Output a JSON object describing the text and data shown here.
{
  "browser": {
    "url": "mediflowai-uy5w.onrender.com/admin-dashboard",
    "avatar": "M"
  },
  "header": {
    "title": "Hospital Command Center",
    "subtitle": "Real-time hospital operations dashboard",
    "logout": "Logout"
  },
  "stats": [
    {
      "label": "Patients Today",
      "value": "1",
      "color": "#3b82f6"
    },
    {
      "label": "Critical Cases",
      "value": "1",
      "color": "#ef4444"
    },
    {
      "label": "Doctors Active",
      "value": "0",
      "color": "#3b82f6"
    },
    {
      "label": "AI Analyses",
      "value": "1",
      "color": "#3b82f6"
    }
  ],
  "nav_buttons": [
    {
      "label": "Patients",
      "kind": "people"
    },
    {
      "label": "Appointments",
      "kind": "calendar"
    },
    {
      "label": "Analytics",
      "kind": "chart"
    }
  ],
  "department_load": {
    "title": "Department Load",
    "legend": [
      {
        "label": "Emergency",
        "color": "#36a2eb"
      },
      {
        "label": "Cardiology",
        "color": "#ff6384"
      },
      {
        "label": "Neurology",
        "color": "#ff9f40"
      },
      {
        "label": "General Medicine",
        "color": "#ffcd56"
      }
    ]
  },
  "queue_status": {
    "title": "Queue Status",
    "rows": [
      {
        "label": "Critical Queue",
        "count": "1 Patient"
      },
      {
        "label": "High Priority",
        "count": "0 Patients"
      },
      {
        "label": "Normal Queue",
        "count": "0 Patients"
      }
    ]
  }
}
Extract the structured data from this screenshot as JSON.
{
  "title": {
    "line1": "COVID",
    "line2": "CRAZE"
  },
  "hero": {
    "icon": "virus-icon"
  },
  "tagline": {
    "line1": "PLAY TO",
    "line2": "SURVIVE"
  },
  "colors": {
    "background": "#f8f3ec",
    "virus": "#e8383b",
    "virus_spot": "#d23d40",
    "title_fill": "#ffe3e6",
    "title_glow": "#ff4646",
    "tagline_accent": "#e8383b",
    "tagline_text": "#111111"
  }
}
____________________
• Task item: Which lines in the material above include the string "JSON"? Pull them out.

• Solution to the exercise:
Output a JSON object describing the text and data shown here.
Extract the structured data from this screenshot as JSON.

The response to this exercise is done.